- [Exercise description]: Take the line containing "What data populates" and all lines after it to the end of the records, and output them exactly.

>> START Recorded data

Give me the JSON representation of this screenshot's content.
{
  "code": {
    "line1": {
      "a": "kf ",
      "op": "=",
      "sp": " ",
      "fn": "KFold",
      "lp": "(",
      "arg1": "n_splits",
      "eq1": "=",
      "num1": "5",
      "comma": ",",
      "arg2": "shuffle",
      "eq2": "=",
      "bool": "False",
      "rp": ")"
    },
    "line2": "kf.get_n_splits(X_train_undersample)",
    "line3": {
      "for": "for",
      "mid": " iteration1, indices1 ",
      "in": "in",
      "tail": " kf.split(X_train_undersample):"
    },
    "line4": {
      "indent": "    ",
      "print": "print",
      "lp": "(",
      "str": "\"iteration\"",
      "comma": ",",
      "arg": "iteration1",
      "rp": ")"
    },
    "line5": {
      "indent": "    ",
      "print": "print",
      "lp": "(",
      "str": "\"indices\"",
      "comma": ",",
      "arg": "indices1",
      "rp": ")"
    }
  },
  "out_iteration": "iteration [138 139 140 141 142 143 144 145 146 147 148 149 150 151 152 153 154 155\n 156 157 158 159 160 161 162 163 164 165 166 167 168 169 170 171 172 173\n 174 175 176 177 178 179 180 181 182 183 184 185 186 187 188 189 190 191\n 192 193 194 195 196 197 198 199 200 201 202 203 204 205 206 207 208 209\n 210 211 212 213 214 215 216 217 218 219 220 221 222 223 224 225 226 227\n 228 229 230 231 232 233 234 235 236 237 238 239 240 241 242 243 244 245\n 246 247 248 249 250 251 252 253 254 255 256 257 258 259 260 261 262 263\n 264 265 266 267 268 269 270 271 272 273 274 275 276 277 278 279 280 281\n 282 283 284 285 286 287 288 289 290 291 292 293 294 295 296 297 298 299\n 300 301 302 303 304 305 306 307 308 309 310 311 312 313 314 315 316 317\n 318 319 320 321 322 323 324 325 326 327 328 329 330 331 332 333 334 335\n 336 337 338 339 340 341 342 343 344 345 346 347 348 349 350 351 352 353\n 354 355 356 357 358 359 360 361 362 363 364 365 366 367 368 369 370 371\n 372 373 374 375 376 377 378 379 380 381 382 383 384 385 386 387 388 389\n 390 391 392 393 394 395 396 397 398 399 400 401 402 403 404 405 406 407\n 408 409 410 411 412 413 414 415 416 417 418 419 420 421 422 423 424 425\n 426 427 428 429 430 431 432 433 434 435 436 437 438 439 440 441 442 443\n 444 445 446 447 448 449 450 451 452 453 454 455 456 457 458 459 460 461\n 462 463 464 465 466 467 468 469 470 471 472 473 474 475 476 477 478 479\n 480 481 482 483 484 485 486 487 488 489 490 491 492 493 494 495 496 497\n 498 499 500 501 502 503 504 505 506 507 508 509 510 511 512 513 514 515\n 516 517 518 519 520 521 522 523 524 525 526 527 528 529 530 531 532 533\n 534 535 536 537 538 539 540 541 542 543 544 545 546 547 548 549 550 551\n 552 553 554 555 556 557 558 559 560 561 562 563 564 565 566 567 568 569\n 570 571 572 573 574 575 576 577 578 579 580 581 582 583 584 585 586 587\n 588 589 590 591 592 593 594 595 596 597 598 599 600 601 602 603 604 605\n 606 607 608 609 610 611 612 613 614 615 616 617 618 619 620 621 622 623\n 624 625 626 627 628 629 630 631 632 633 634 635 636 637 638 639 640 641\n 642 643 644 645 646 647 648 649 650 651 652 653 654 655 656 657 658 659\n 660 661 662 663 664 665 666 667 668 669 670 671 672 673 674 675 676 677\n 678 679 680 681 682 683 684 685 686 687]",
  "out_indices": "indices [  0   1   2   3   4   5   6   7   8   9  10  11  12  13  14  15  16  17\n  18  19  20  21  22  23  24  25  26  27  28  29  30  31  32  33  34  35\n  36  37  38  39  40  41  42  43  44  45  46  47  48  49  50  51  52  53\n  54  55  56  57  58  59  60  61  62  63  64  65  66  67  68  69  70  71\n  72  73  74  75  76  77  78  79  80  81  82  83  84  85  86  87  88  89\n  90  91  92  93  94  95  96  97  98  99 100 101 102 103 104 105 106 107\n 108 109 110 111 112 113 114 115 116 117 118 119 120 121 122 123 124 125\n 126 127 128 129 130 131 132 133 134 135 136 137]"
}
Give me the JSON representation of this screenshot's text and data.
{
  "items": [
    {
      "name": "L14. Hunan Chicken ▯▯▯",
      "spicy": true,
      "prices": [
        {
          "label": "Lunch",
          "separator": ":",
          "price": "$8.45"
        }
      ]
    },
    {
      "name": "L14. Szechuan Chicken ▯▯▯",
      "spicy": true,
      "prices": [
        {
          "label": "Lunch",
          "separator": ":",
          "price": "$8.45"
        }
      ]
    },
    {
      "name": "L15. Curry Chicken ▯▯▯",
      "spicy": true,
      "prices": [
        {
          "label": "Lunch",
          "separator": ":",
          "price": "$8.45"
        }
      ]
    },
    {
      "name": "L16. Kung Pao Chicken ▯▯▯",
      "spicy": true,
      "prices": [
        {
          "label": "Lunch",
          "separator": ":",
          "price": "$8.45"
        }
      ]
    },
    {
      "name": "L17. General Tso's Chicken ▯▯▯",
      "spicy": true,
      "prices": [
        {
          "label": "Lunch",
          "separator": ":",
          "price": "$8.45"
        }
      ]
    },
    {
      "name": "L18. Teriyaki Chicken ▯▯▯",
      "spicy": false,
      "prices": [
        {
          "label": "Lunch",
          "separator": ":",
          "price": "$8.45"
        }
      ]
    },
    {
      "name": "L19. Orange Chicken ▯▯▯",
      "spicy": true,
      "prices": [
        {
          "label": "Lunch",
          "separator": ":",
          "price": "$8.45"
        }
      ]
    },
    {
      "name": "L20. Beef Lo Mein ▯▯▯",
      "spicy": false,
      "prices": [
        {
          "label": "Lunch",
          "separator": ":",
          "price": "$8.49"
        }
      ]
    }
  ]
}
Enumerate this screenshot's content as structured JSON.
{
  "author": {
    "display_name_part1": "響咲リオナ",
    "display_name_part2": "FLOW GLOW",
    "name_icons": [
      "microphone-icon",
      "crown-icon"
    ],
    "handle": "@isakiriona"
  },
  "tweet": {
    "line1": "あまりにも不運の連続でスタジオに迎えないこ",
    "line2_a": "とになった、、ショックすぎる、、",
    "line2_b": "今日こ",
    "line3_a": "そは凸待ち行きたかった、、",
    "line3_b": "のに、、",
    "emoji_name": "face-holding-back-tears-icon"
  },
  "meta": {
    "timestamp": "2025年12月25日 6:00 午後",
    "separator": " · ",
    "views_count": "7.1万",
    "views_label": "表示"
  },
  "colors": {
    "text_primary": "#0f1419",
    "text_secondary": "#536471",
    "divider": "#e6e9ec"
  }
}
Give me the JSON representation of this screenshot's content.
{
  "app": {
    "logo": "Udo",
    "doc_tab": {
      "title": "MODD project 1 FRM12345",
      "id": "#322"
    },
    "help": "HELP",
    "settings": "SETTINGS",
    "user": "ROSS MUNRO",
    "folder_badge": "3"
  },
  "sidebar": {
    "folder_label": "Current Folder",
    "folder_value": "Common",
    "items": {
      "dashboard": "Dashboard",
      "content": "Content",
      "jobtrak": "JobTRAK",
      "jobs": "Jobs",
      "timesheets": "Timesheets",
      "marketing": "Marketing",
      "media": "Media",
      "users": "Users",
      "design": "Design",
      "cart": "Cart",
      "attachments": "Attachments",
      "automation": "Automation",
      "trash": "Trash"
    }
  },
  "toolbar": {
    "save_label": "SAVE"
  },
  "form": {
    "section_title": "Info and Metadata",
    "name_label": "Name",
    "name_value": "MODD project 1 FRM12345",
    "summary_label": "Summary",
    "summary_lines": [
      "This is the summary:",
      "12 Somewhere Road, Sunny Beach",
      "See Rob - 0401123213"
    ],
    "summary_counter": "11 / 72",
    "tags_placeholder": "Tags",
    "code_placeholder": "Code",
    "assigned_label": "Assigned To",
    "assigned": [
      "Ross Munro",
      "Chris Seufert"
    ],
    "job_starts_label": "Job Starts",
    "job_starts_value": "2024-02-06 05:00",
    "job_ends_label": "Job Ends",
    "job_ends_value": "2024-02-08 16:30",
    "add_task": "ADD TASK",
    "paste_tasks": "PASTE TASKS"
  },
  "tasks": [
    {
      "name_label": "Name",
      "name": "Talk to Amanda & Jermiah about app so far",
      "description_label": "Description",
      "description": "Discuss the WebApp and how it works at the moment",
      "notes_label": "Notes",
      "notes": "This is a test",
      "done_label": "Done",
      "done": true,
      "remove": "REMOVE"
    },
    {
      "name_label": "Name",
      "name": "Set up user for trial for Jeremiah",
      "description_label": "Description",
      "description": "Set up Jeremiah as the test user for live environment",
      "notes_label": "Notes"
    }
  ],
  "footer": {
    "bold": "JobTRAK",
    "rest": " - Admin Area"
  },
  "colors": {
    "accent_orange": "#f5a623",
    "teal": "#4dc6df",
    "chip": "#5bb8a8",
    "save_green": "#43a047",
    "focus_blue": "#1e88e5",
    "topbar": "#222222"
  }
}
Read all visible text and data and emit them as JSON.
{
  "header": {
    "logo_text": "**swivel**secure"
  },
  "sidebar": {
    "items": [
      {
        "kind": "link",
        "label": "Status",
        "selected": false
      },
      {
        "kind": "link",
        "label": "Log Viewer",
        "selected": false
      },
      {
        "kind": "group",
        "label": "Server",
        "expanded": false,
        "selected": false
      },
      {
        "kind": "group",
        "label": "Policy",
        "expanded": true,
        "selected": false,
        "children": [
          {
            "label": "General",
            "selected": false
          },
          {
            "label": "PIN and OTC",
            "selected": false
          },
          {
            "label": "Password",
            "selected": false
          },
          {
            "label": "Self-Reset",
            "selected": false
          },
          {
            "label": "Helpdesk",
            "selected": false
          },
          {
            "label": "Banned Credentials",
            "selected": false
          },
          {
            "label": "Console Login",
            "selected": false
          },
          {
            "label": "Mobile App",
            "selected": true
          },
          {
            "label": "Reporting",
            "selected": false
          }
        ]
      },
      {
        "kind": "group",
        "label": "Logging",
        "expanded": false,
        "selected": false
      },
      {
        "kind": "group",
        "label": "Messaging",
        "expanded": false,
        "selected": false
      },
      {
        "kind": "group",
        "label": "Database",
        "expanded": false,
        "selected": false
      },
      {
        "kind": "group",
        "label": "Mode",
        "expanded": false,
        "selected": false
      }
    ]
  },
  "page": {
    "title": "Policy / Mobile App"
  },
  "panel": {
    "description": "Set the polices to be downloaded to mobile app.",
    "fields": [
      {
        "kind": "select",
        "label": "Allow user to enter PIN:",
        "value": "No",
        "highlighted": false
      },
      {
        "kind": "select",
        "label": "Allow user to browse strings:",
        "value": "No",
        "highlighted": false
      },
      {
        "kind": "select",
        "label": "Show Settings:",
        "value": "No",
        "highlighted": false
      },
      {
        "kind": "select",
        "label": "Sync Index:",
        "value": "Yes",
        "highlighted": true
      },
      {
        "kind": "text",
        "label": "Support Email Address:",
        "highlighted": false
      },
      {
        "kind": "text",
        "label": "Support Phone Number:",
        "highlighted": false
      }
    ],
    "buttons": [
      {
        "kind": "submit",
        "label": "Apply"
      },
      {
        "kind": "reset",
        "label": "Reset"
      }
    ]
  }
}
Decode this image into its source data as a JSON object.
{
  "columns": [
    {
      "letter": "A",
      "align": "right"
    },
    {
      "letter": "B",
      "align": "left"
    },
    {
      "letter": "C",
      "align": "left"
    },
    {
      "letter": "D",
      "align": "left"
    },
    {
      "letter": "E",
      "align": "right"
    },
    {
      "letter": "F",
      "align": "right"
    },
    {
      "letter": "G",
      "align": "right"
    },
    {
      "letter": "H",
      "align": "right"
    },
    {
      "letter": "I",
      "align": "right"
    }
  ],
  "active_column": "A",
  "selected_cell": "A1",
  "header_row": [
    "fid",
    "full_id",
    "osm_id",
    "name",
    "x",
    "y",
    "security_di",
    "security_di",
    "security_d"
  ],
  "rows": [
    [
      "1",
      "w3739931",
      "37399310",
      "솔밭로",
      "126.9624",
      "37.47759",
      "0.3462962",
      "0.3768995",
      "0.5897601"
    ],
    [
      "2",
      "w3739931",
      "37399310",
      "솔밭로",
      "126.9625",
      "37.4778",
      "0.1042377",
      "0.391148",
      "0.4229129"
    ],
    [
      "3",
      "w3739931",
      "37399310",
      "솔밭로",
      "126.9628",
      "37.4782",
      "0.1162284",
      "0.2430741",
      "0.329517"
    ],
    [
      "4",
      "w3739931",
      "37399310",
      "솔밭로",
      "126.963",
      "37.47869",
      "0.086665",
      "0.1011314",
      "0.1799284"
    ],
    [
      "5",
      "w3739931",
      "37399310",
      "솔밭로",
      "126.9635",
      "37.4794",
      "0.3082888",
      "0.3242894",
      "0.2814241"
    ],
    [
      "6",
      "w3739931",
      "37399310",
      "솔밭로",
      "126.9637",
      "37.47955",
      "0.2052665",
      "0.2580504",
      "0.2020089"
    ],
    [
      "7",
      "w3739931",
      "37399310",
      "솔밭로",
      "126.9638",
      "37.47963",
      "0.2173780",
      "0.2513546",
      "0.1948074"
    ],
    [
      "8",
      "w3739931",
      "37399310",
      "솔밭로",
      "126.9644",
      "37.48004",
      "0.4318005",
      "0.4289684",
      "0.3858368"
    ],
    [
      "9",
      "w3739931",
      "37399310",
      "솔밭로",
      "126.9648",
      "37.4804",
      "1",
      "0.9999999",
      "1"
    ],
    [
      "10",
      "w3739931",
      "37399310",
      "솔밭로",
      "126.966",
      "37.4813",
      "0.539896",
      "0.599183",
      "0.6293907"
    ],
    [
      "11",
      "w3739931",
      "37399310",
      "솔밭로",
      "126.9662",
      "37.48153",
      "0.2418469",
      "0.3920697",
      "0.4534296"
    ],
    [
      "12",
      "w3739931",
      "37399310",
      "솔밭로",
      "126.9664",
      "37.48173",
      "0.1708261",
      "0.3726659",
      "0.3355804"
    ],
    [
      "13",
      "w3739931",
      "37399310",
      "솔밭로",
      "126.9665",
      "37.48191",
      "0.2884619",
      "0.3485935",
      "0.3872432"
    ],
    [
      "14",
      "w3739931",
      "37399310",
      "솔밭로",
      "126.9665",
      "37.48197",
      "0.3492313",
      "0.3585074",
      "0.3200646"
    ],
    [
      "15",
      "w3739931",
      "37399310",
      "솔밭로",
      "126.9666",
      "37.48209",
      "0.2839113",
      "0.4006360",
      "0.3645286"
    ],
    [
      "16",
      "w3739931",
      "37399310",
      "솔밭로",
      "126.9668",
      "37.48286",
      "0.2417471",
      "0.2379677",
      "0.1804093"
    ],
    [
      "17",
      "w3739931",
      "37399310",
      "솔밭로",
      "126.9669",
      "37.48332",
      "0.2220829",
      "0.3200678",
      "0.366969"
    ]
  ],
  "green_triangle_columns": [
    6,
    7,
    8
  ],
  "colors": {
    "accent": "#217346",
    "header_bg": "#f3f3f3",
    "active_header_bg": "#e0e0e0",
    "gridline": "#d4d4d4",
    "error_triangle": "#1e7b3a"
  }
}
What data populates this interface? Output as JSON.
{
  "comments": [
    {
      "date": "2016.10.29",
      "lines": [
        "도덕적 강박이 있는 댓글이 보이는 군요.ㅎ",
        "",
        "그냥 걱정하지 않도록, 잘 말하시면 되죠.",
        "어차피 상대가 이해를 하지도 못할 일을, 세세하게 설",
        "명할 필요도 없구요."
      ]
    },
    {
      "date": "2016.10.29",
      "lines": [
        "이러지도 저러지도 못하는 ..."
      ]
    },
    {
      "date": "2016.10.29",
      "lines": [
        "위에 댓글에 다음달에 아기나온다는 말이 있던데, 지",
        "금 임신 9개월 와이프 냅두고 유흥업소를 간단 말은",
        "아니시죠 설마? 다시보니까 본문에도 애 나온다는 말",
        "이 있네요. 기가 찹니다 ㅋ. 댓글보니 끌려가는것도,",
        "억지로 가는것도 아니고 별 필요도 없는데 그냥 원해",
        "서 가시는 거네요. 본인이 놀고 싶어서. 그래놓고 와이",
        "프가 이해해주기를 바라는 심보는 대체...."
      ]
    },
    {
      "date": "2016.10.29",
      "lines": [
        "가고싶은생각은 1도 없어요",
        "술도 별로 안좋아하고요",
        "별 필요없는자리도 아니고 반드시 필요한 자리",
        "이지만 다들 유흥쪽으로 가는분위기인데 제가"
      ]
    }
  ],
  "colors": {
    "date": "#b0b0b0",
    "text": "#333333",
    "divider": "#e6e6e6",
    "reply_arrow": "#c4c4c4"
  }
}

>> END Recorded data

- [Answer to the exercise]:
What data populates this interface? Output as JSON.
{
  "comments": [
    {
      "date": "2016.10.29",
      "lines": [
        "도덕적 강박이 있는 댓글이 보이는 군요.ㅎ",
        "",
        "그냥 걱정하지 않도록, 잘 말하시면 되죠.",
        "어차피 상대가 이해를 하지도 못할 일을, 세세하게 설",
        "명할 필요도 없구요."
      ]
    },
    {
      "date": "2016.10.29",
      "lines": [
        "이러지도 저러지도 못하는 ..."
      ]
    },
    {
      "date": "2016.10.29",
      "lines": [
        "위에 댓글에 다음달에 아기나온다는 말이 있던데, 지",
        "금 임신 9개월 와이프 냅두고 유흥업소를 간단 말은",
        "아니시죠 설마? 다시보니까 본문에도 애 나온다는 말",
        "이 있네요. 기가 찹니다 ㅋ. 댓글보니 끌려가는것도,",
        "억지로 가는것도 아니고 별 필요도 없는데 그냥 원해",
        "서 가시는 거네요. 본인이 놀고 싶어서. 그래놓고 와이",
        "프가 이해해주기를 바라는 심보는 대체...."
      ]
    },
    {
      "date": "2016.10.29",
      "lines": [
        "가고싶은생각은 1도 없어요",
        "술도 별로 안좋아하고요",
        "별 필요없는자리도 아니고 반드시 필요한 자리",
        "이지만 다들 유흥쪽으로 가는분위기인데 제가"
      ]
    }
  ],
  "colors": {
    "date": "#b0b0b0",
    "text": "#333333",
    "divider": "#e6e6e6",
    "reply_arrow": "#c4c4c4"
  }
}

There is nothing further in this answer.